* [Stated task] Go through the entries below and print each one exactly, leaving out pictures.

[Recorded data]
##############################
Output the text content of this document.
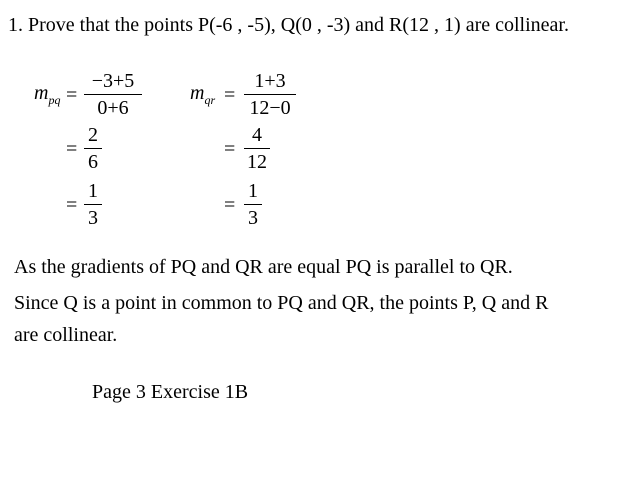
1. Prove that the points P(-6 , -5), Q(0 , -3) and R(12 , 1) are collinear.
$m_{pq}$ =
−3+5
0+6
=
2
6
=
1
3
$m_{qr}$ =
1+3
12−0
=
4
12
=
1
3
As the gradients of PQ and QR are equal PQ is parallel to QR.
Since Q is a point in common to PQ and QR, the points P, Q and R
are collinear.
Page 3 Exercise 1B
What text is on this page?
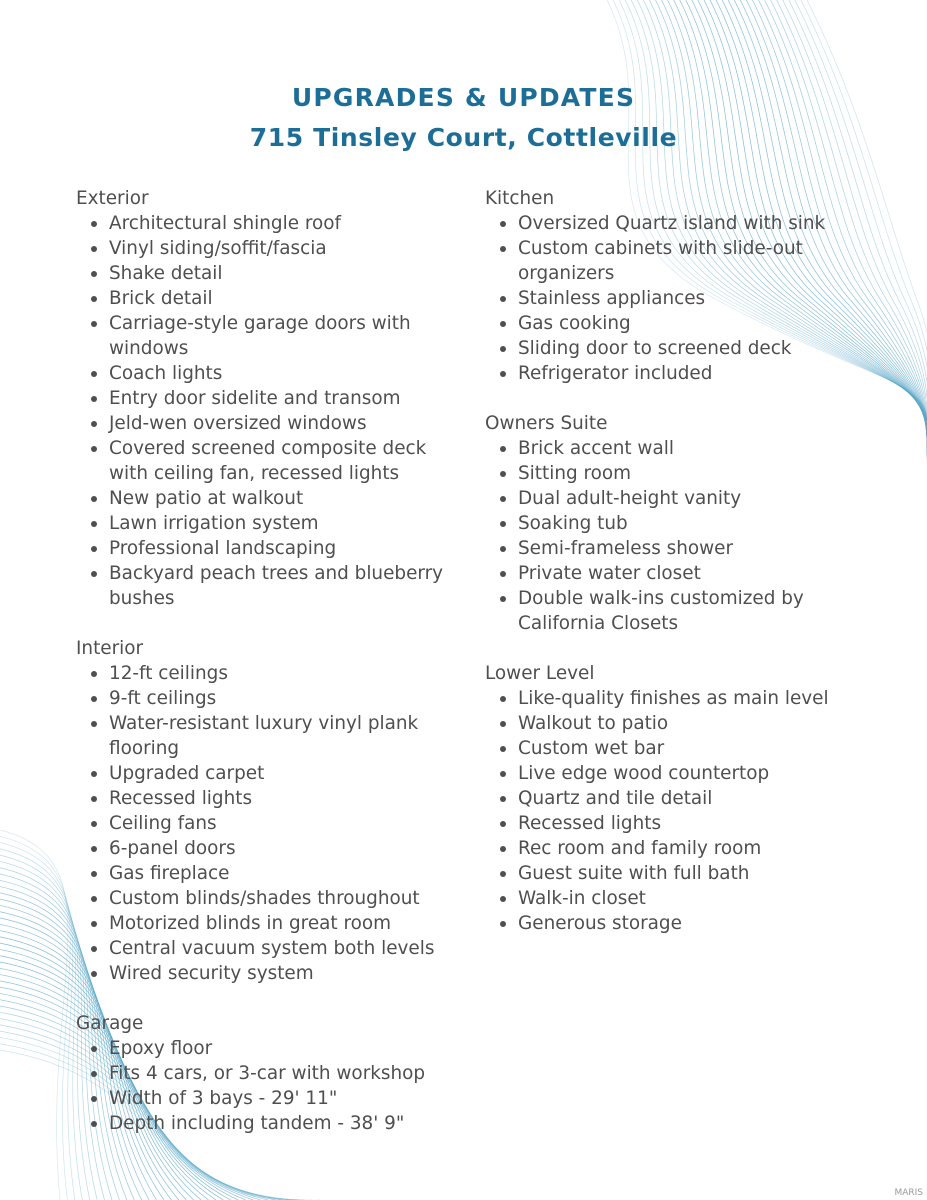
UPGRADES & UPDATES
715 Tinsley Court, Cottleville
Exterior
Architectural shingle roof
Vinyl siding/soffit/fascia
Shake detail
Brick detail
Carriage-style garage doors with windows
Coach lights
Entry door sidelite and transom
Jeld-wen oversized windows
Covered screened composite deck with ceiling fan, recessed lights
New patio at walkout
Lawn irrigation system
Professional landscaping
Backyard peach trees and blueberry bushes
Interior
12-ft ceilings
9-ft ceilings
Water-resistant luxury vinyl plank flooring
Upgraded carpet
Recessed lights
Ceiling fans
6-panel doors
Gas fireplace
Custom blinds/shades throughout
Motorized blinds in great room
Central vacuum system both levels
Wired security system
Garage
Epoxy floor
Fits 4 cars, or 3-car with workshop
Width of 3 bays - 29' 11"
Depth including tandem - 38' 9"
Kitchen
Oversized Quartz island with sink
Custom cabinets with slide-out organizers
Stainless appliances
Gas cooking
Sliding door to screened deck
Refrigerator included
Owners Suite
Brick accent wall
Sitting room
Dual adult-height vanity
Soaking tub
Semi-frameless shower
Private water closet
Double walk-ins customized by California Closets
Lower Level
Like-quality finishes as main level
Walkout to patio
Custom wet bar
Live edge wood countertop
Quartz and tile detail
Recessed lights
Rec room and family room
Guest suite with full bath
Walk-in closet
Generous storage
MARIS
##############################
* [Answer to this problem]
Output the text content of this document.
1. Prove that the points P(-6 , -5), Q(0 , -3) and R(12 , 1) are collinear.
$m_{pq}$ =
−3+5
0+6
=
2
6
=
1
3
$m_{qr}$ =
1+3
12−0
=
4
12
=
1
3
As the gradients of PQ and QR are equal PQ is parallel to QR.
Since Q is a point in common to PQ and QR, the points P, Q and R
are collinear.
Page 3 Exercise 1B
What text is on this page?
UPGRADES & UPDATES
715 Tinsley Court, Cottleville
Exterior
Architectural shingle roof
Vinyl siding/soffit/fascia
Shake detail
Brick detail
Carriage-style garage doors with windows
Coach lights
Entry door sidelite and transom
Jeld-wen oversized windows
Covered screened composite deck with ceiling fan, recessed lights
New patio at walkout
Lawn irrigation system
Professional landscaping
Backyard peach trees and blueberry bushes
Interior
12-ft ceilings
9-ft ceilings
Water-resistant luxury vinyl plank flooring
Upgraded carpet
Recessed lights
Ceiling fans
6-panel doors
Gas fireplace
Custom blinds/shades throughout
Motorized blinds in great room
Central vacuum system both levels
Wired security system
Garage
Epoxy floor
Fits 4 cars, or 3-car with workshop
Width of 3 bays - 29' 11"
Depth including tandem - 38' 9"
Kitchen
Oversized Quartz island with sink
Custom cabinets with slide-out organizers
Stainless appliances
Gas cooking
Sliding door to screened deck
Refrigerator included
Owners Suite
Brick accent wall
Sitting room
Dual adult-height vanity
Soaking tub
Semi-frameless shower
Private water closet
Double walk-ins customized by California Closets
Lower Level
Like-quality finishes as main level
Walkout to patio
Custom wet bar
Live edge wood countertop
Quartz and tile detail
Recessed lights
Rec room and family room
Guest suite with full bath
Walk-in closet
Generous storage
MARIS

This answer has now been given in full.